**Exercise material:**
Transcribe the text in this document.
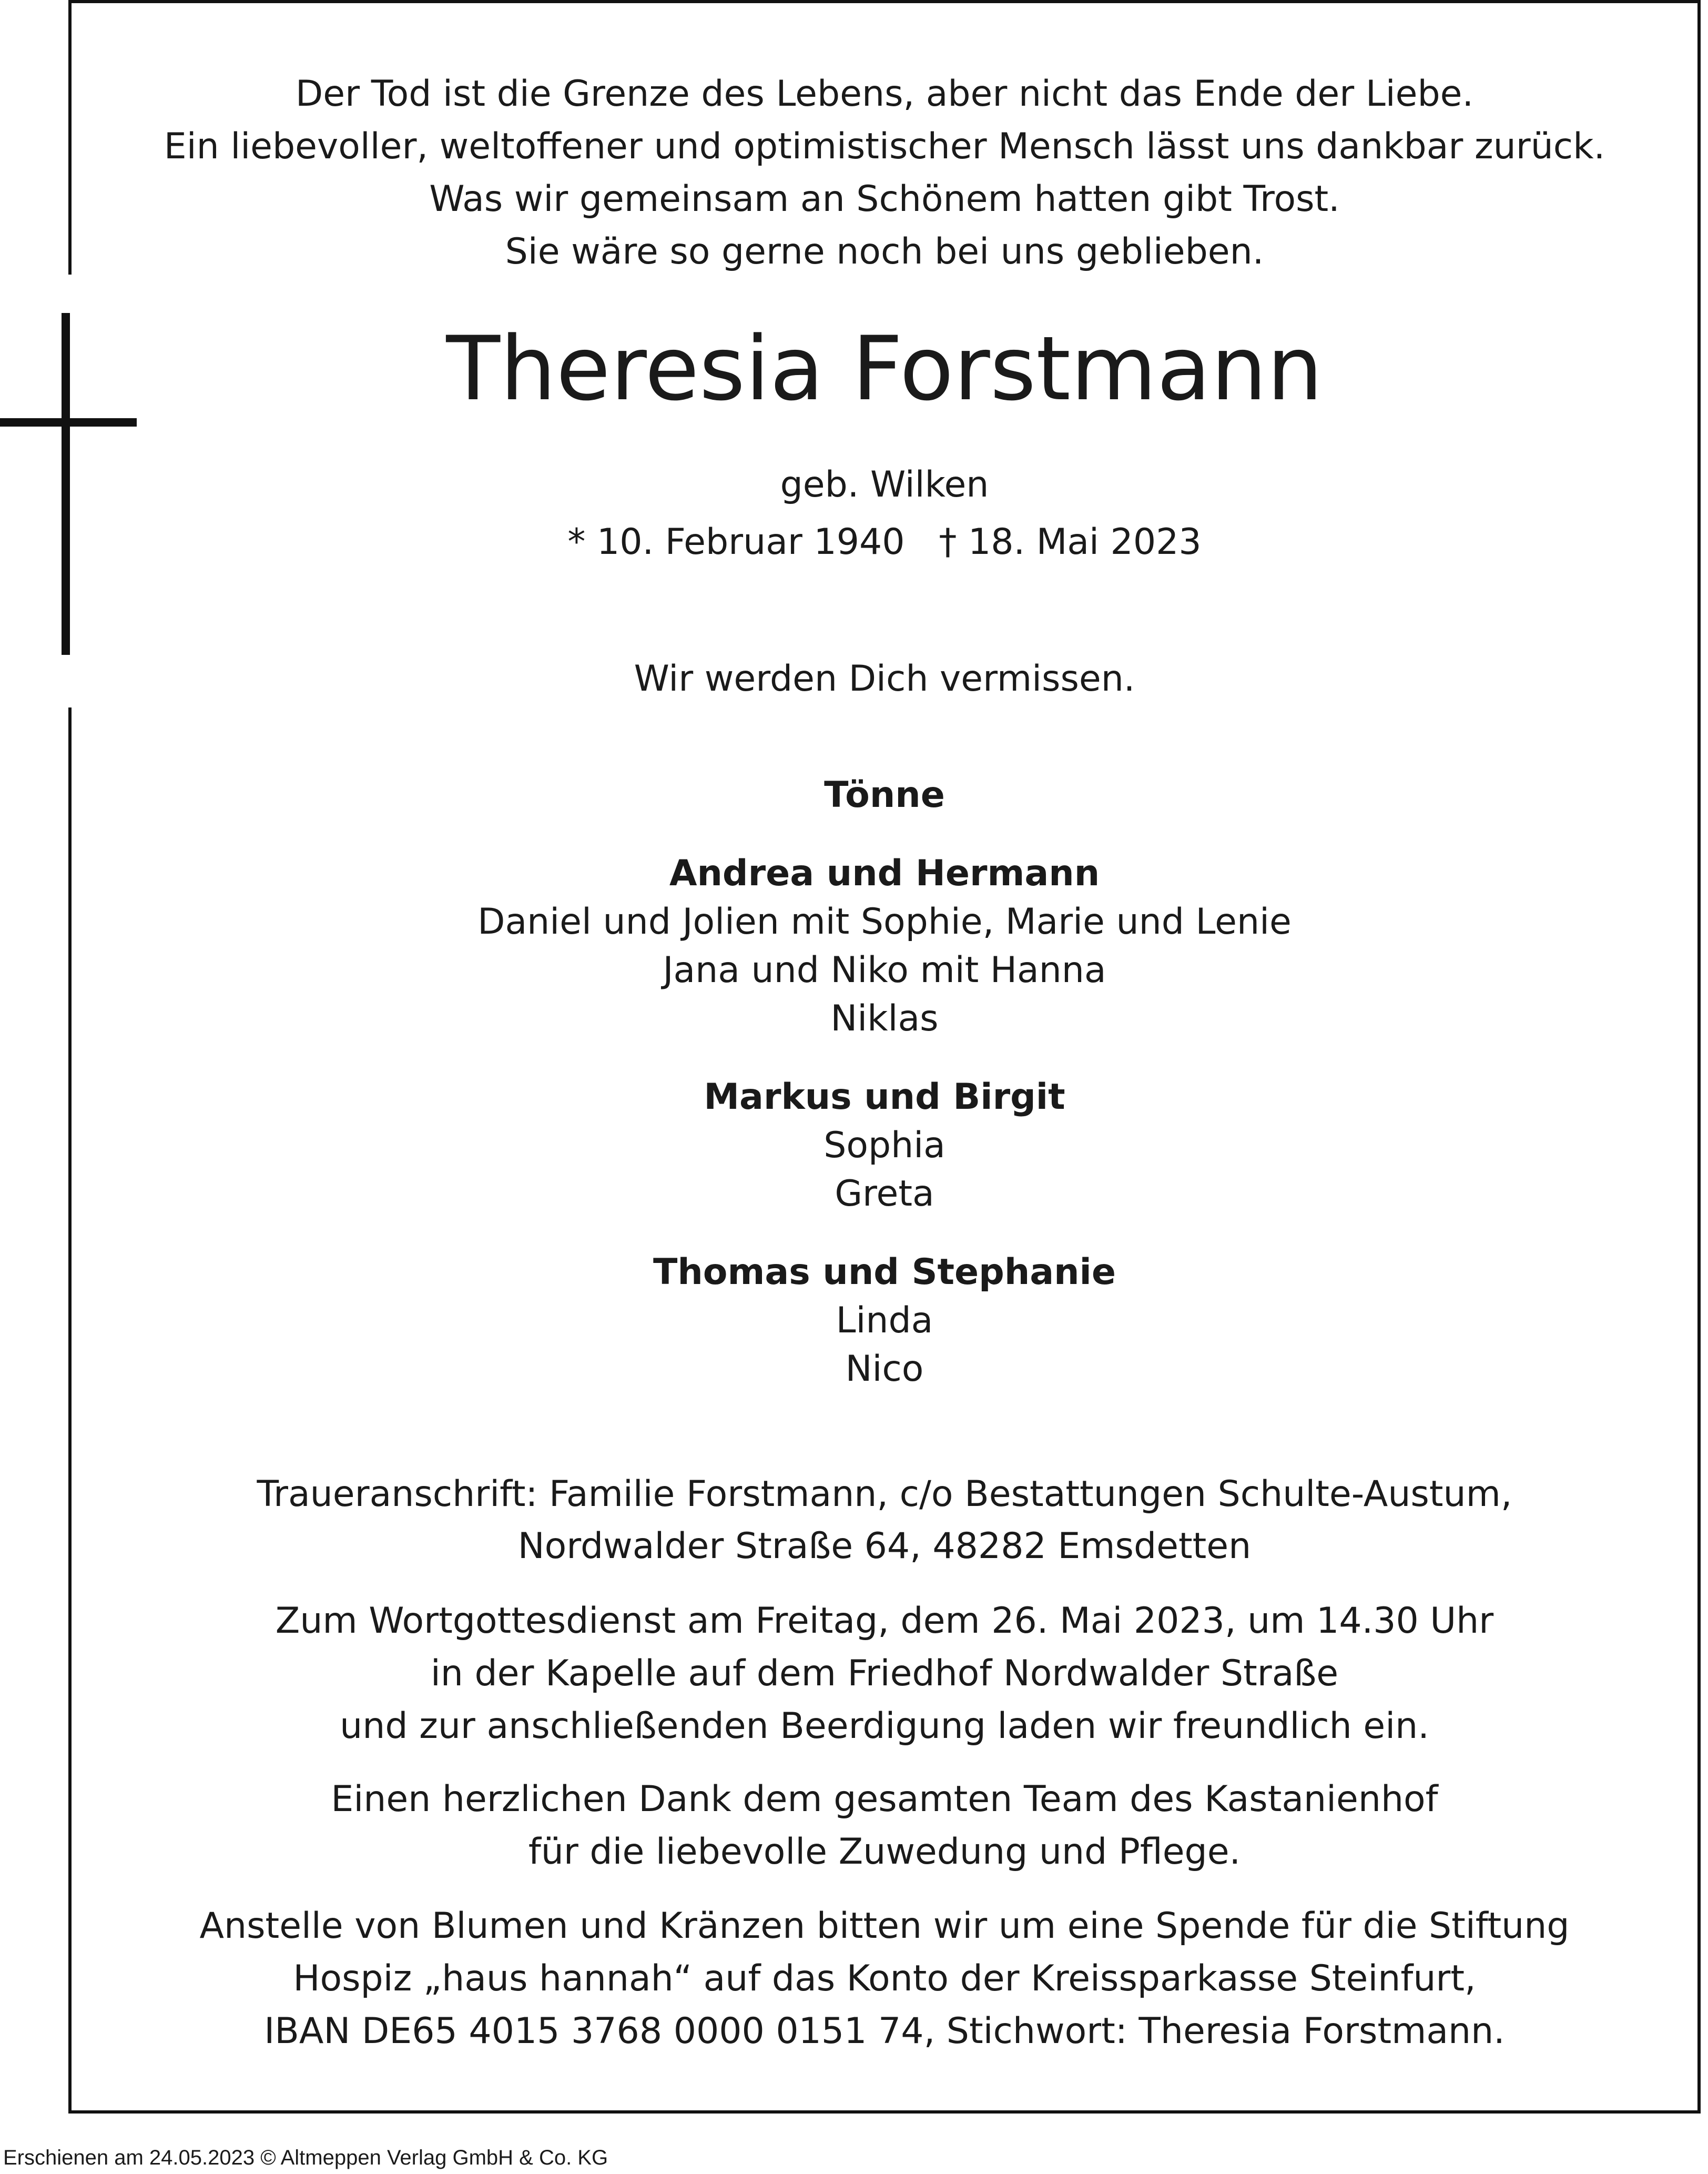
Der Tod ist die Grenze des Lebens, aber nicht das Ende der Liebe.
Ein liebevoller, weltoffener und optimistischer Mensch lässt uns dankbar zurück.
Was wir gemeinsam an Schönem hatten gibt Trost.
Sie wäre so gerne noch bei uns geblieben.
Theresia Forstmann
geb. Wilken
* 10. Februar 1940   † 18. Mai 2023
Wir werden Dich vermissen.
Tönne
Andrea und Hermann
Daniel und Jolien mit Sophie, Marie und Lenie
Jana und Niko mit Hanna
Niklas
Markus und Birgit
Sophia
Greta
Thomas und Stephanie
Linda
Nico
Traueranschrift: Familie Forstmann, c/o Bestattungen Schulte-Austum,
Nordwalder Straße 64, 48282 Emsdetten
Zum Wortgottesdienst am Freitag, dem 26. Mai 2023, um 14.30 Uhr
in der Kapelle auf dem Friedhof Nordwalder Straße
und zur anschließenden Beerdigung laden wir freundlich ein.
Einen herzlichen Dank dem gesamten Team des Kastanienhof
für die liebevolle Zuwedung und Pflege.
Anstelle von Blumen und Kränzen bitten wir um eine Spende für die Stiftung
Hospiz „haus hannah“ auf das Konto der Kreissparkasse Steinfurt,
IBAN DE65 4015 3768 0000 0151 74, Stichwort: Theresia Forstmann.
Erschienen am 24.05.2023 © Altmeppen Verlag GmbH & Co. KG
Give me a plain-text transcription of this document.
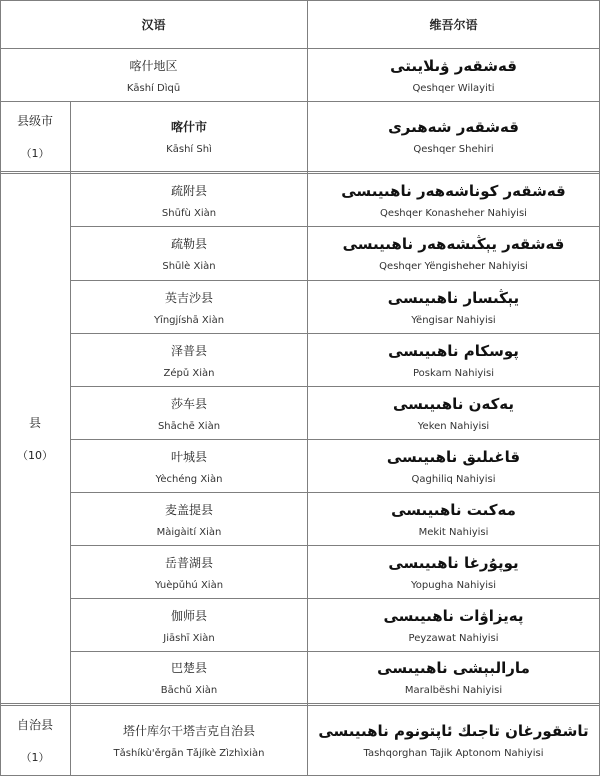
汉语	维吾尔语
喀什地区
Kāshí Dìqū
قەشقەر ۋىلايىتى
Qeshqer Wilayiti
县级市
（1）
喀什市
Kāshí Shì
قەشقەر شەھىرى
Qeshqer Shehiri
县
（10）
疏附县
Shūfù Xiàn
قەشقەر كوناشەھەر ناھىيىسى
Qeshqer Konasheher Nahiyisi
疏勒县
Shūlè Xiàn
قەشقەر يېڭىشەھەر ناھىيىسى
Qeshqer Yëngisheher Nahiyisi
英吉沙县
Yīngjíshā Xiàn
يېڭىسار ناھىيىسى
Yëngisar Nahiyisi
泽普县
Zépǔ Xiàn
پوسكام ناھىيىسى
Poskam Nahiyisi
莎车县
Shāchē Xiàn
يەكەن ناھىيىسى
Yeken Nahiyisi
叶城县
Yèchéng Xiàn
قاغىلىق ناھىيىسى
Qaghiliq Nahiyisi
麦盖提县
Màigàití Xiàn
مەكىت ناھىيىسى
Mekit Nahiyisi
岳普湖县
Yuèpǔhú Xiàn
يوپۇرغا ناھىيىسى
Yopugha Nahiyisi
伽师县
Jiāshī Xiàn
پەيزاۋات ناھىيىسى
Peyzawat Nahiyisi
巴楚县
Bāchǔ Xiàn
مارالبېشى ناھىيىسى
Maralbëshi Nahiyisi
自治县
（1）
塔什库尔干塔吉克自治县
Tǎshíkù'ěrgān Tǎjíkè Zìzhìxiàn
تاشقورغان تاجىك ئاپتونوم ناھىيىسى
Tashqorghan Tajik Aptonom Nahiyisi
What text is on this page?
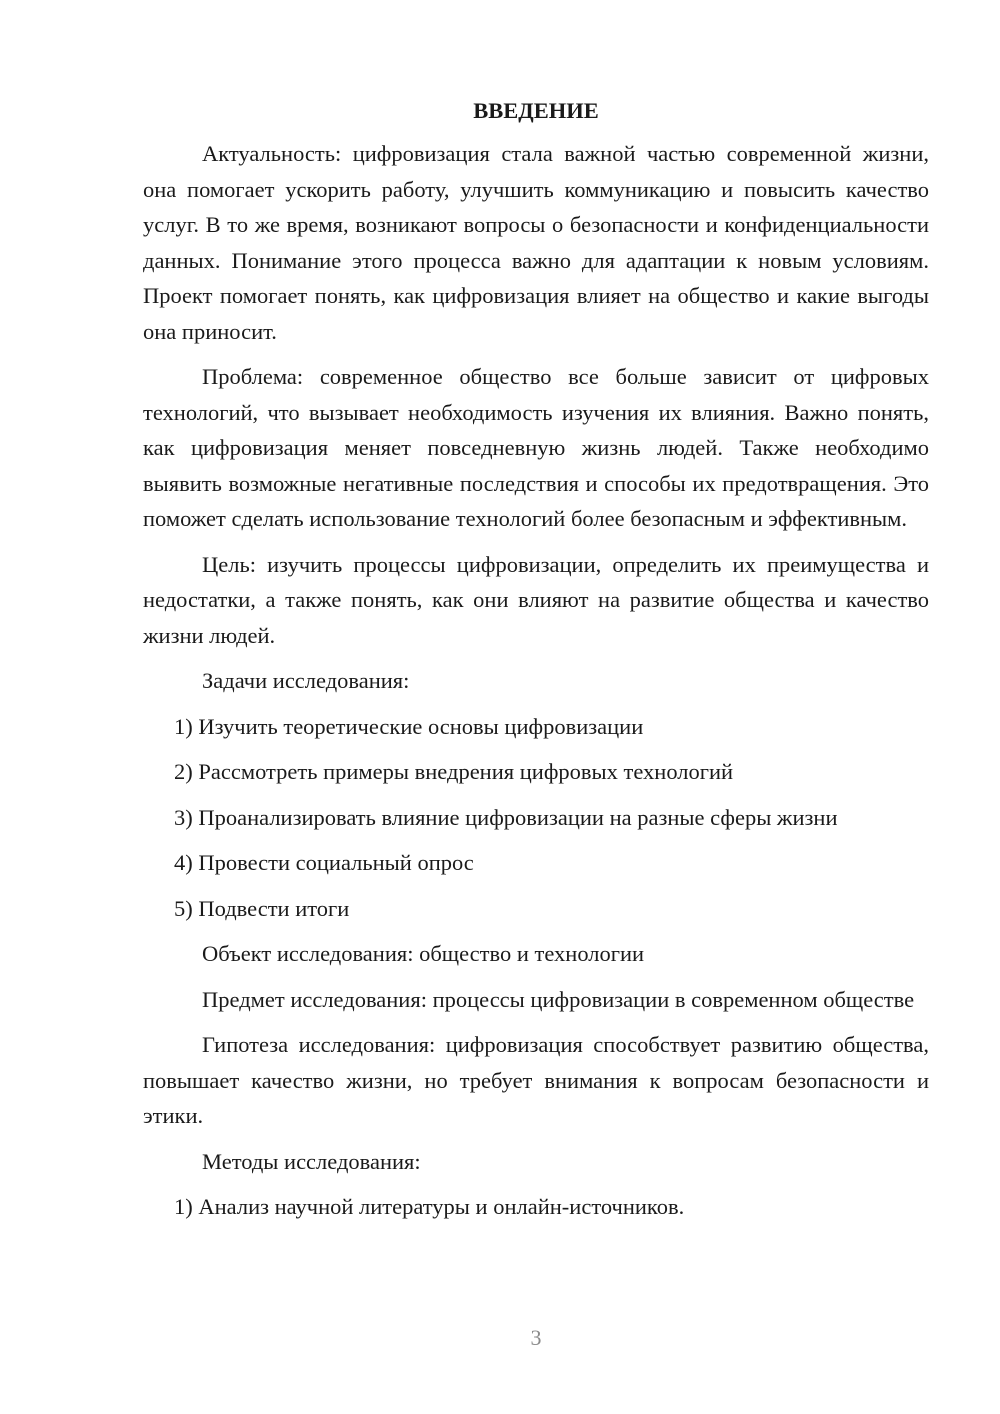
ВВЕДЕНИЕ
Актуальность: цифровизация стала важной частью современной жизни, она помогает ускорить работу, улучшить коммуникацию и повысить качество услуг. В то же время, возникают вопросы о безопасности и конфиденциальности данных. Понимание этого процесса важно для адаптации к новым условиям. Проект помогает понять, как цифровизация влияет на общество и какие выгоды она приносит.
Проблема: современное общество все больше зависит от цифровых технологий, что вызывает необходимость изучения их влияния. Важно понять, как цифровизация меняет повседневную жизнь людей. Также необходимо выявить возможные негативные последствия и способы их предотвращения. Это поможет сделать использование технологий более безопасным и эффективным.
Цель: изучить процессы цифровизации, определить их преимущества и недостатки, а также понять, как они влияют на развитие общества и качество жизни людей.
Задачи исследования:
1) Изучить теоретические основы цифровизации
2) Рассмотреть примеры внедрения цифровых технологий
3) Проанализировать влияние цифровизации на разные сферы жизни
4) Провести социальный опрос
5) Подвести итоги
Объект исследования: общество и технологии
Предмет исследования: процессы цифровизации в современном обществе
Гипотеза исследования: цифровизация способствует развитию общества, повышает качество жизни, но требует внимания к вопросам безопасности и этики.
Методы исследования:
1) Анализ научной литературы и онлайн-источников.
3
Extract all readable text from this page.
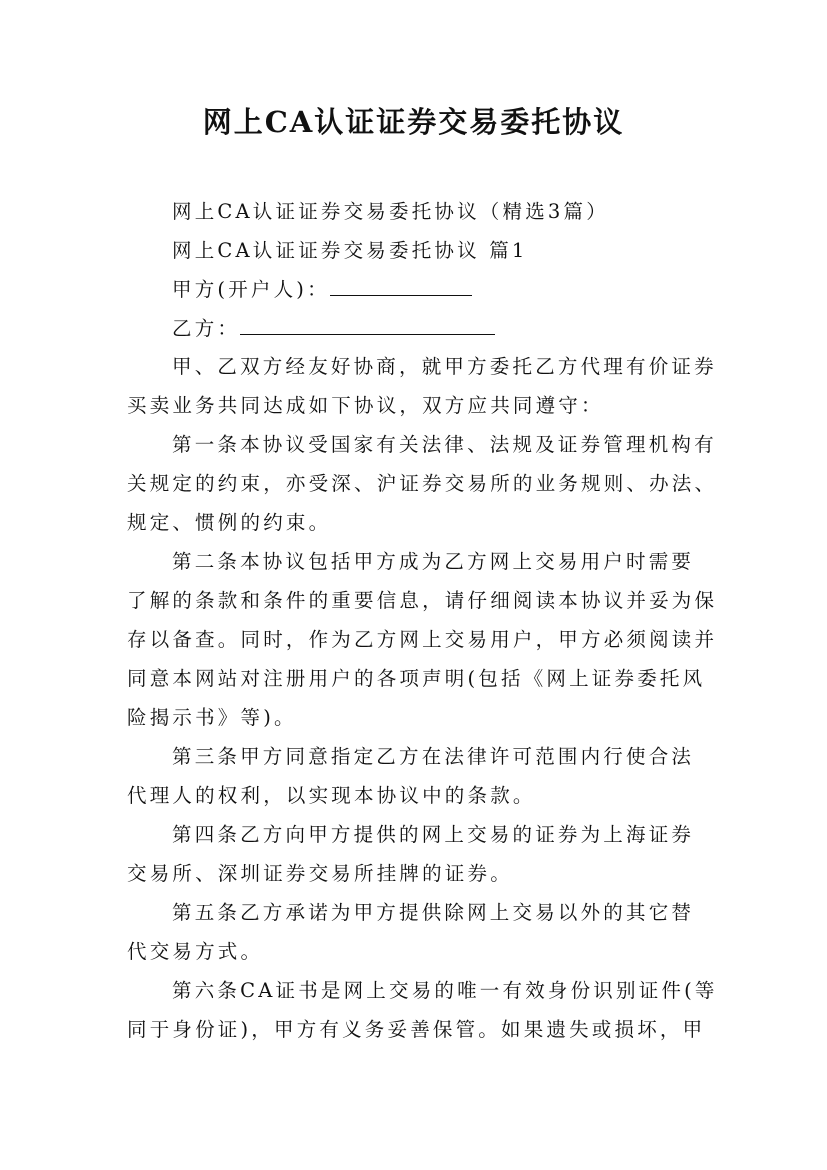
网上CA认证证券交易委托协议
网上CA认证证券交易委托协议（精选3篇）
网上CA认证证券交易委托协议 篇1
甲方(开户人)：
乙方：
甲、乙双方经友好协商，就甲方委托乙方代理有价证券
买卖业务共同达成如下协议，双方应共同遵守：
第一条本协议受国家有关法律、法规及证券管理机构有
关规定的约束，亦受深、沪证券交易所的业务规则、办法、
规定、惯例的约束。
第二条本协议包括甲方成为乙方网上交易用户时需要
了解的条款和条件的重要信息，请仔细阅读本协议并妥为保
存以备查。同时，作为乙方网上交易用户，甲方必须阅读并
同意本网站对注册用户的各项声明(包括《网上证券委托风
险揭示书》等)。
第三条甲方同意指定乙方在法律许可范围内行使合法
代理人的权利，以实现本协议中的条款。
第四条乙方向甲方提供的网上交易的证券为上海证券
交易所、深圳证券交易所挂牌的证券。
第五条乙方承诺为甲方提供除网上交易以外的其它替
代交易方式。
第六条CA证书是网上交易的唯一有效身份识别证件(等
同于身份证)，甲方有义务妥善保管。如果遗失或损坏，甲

**What to work on:** Quote the records in full and exactly; skip any image.

**Exercise output:**
Transcribe the text in this document.
Der Tod ist die Grenze des Lebens, aber nicht das Ende der Liebe.
Ein liebevoller, weltoffener und optimistischer Mensch lässt uns dankbar zurück.
Was wir gemeinsam an Schönem hatten gibt Trost.
Sie wäre so gerne noch bei uns geblieben.
Theresia Forstmann
geb. Wilken
* 10. Februar 1940   † 18. Mai 2023
Wir werden Dich vermissen.
Tönne
Andrea und Hermann
Daniel und Jolien mit Sophie, Marie und Lenie
Jana und Niko mit Hanna
Niklas
Markus und Birgit
Sophia
Greta
Thomas und Stephanie
Linda
Nico
Traueranschrift: Familie Forstmann, c/o Bestattungen Schulte-Austum,
Nordwalder Straße 64, 48282 Emsdetten
Zum Wortgottesdienst am Freitag, dem 26. Mai 2023, um 14.30 Uhr
in der Kapelle auf dem Friedhof Nordwalder Straße
und zur anschließenden Beerdigung laden wir freundlich ein.
Einen herzlichen Dank dem gesamten Team des Kastanienhof
für die liebevolle Zuwedung und Pflege.
Anstelle von Blumen und Kränzen bitten wir um eine Spende für die Stiftung
Hospiz „haus hannah“ auf das Konto der Kreissparkasse Steinfurt,
IBAN DE65 4015 3768 0000 0151 74, Stichwort: Theresia Forstmann.
Erschienen am 24.05.2023 © Altmeppen Verlag GmbH & Co. KG
Give me a plain-text transcription of this document.
汉语	维吾尔语
喀什地区
Kāshí Dìqū
قەشقەر ۋىلايىتى
Qeshqer Wilayiti
县级市
（1）
喀什市
Kāshí Shì
قەشقەر شەھىرى
Qeshqer Shehiri
县
（10）
疏附县
Shūfù Xiàn
قەشقەر كوناشەھەر ناھىيىسى
Qeshqer Konasheher Nahiyisi
疏勒县
Shūlè Xiàn
قەشقەر يېڭىشەھەر ناھىيىسى
Qeshqer Yëngisheher Nahiyisi
英吉沙县
Yīngjíshā Xiàn
يېڭىسار ناھىيىسى
Yëngisar Nahiyisi
泽普县
Zépǔ Xiàn
پوسكام ناھىيىسى
Poskam Nahiyisi
莎车县
Shāchē Xiàn
يەكەن ناھىيىسى
Yeken Nahiyisi
叶城县
Yèchéng Xiàn
قاغىلىق ناھىيىسى
Qaghiliq Nahiyisi
麦盖提县
Màigàití Xiàn
مەكىت ناھىيىسى
Mekit Nahiyisi
岳普湖县
Yuèpǔhú Xiàn
يوپۇرغا ناھىيىسى
Yopugha Nahiyisi
伽师县
Jiāshī Xiàn
پەيزاۋات ناھىيىسى
Peyzawat Nahiyisi
巴楚县
Bāchǔ Xiàn
مارالبېشى ناھىيىسى
Maralbëshi Nahiyisi
自治县
（1）
塔什库尔干塔吉克自治县
Tǎshíkù'ěrgān Tǎjíkè Zìzhìxiàn
تاشقورغان تاجىك ئاپتونوم ناھىيىسى
Tashqorghan Tajik Aptonom Nahiyisi
What text is on this page?
ВВЕДЕНИЕ
Актуальность: цифровизация стала важной частью современной жизни, она помогает ускорить работу, улучшить коммуникацию и повысить качество услуг. В то же время, возникают вопросы о безопасности и конфиденциальности данных. Понимание этого процесса важно для адаптации к новым условиям. Проект помогает понять, как цифровизация влияет на общество и какие выгоды она приносит.
Проблема: современное общество все больше зависит от цифровых технологий, что вызывает необходимость изучения их влияния. Важно понять, как цифровизация меняет повседневную жизнь людей. Также необходимо выявить возможные негативные последствия и способы их предотвращения. Это поможет сделать использование технологий более безопасным и эффективным.
Цель: изучить процессы цифровизации, определить их преимущества и недостатки, а также понять, как они влияют на развитие общества и качество жизни людей.
Задачи исследования:
1) Изучить теоретические основы цифровизации
2) Рассмотреть примеры внедрения цифровых технологий
3) Проанализировать влияние цифровизации на разные сферы жизни
4) Провести социальный опрос
5) Подвести итоги
Объект исследования: общество и технологии
Предмет исследования: процессы цифровизации в современном обществе
Гипотеза исследования: цифровизация способствует развитию общества, повышает качество жизни, но требует внимания к вопросам безопасности и этики.
Методы исследования:
1) Анализ научной литературы и онлайн-источников.
3
Extract all readable text from this page.
网上CA认证证券交易委托协议
网上CA认证证券交易委托协议（精选3篇）
网上CA认证证券交易委托协议 篇1
甲方(开户人)：
乙方：
甲、乙双方经友好协商，就甲方委托乙方代理有价证券
买卖业务共同达成如下协议，双方应共同遵守：
第一条本协议受国家有关法律、法规及证券管理机构有
关规定的约束，亦受深、沪证券交易所的业务规则、办法、
规定、惯例的约束。
第二条本协议包括甲方成为乙方网上交易用户时需要
了解的条款和条件的重要信息，请仔细阅读本协议并妥为保
存以备查。同时，作为乙方网上交易用户，甲方必须阅读并
同意本网站对注册用户的各项声明(包括《网上证券委托风
险揭示书》等)。
第三条甲方同意指定乙方在法律许可范围内行使合法
代理人的权利，以实现本协议中的条款。
第四条乙方向甲方提供的网上交易的证券为上海证券
交易所、深圳证券交易所挂牌的证券。
第五条乙方承诺为甲方提供除网上交易以外的其它替
代交易方式。
第六条CA证书是网上交易的唯一有效身份识别证件(等
同于身份证)，甲方有义务妥善保管。如果遗失或损坏，甲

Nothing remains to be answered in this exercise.